-- begin Supplied material --

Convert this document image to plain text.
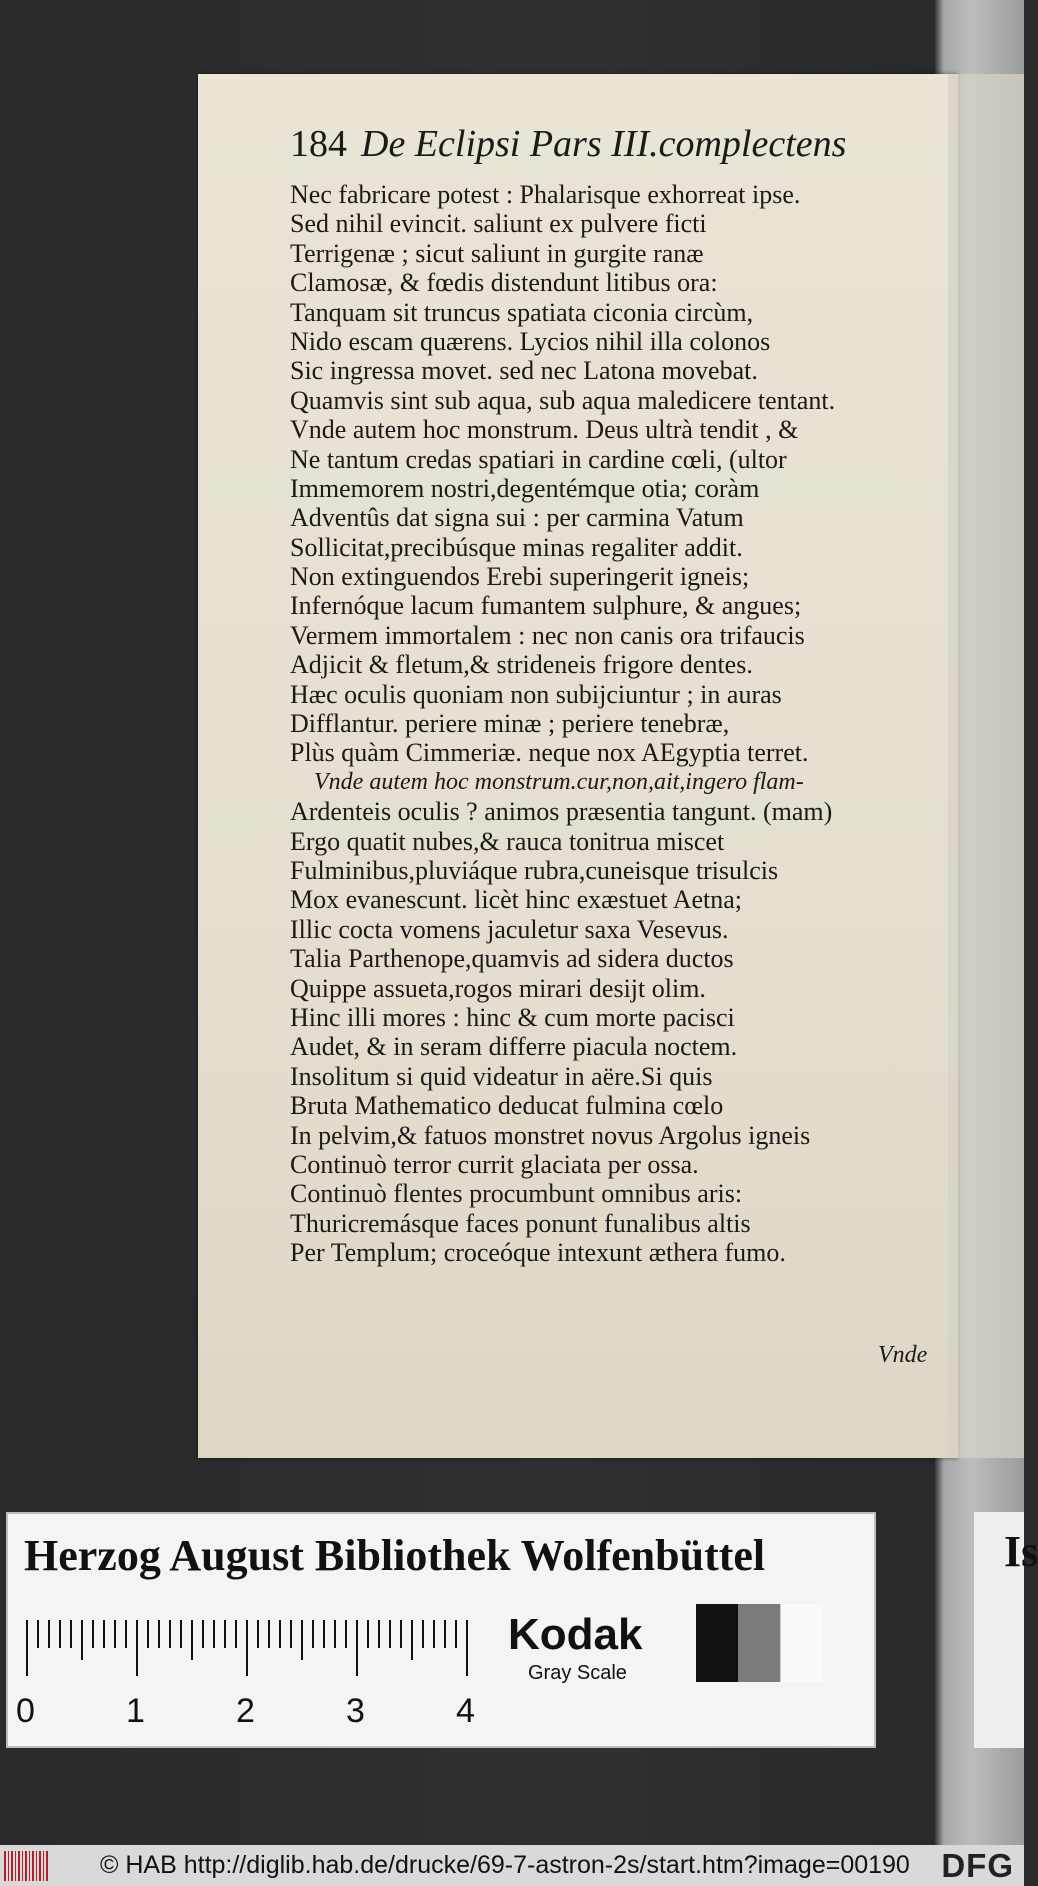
184 De Eclipsi Pars III.complectens
Nec fabricare potest : Phalarisque exhorreat ipse.
Sed nihil evincit. saliunt ex pulvere ficti
Terrigenæ ; sicut saliunt in gurgite ranæ
Clamosæ, & fœdis distendunt litibus ora:
Tanquam sit truncus spatiata ciconia circùm,
Nido escam quærens. Lycios nihil illa colonos
Sic ingressa movet. sed nec Latona movebat.
Quamvis sint sub aqua, sub aqua maledicere tentant.
Vnde autem hoc monstrum. Deus ultrà tendit , &
Ne tantum credas spatiari in cardine cœli, (ultor
Immemorem nostri,degentémque otia; coràm
Adventûs dat signa sui : per carmina Vatum
Sollicitat,precibúsque minas regaliter addit.
Non extinguendos Erebi superingerit igneis;
Infernóque lacum fumantem sulphure, & angues;
Vermem immortalem : nec non canis ora trifaucis
Adjicit & fletum,& strideneis frigore dentes.
Hæc oculis quoniam non subijciuntur ; in auras
Difflantur. periere minæ ; periere tenebræ,
Plùs quàm Cimmeriæ. neque nox AEgyptia terret.
Vnde autem hoc monstrum.cur,non,ait,ingero flam-
Ardenteis oculis ? animos præsentia tangunt. (mam)
Ergo quatit nubes,& rauca tonitrua miscet
Fulminibus,pluviáque rubra,cuneisque trisulcis
Mox evanescunt. licèt hinc exæstuet Aetna;
Illic cocta vomens jaculetur saxa Vesevus.
Talia Parthenope,quamvis ad sidera ductos
Quippe assueta,rogos mirari desijt olim.
Hinc illi mores : hinc & cum morte pacisci
Audet, & in seram differre piacula noctem.
Insolitum si quid videatur in aëre.Si quis
Bruta Mathematico deducat fulmina cœlo
In pelvim,& fatuos monstret novus Argolus igneis
Continuò terror currit glaciata per ossa.
Continuò flentes procumbunt omnibus aris:
Thuricremásque faces ponunt funalibus altis
Per Templum; croceóque intexunt æthera fumo.
Vnde
Herzog August Bibliothek Wolfenbüttel
0	1	2	3	4
Kodak
Gray Scale
Is
© HAB http://diglib.hab.de/drucke/69-7-astron-2s/start.htm?image=00190 DFG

-- end Supplied material --

*Exercise prompt*:
Count the lines of the data that contain the string "nihil", and reply with that number alone.

*Written solution*:
2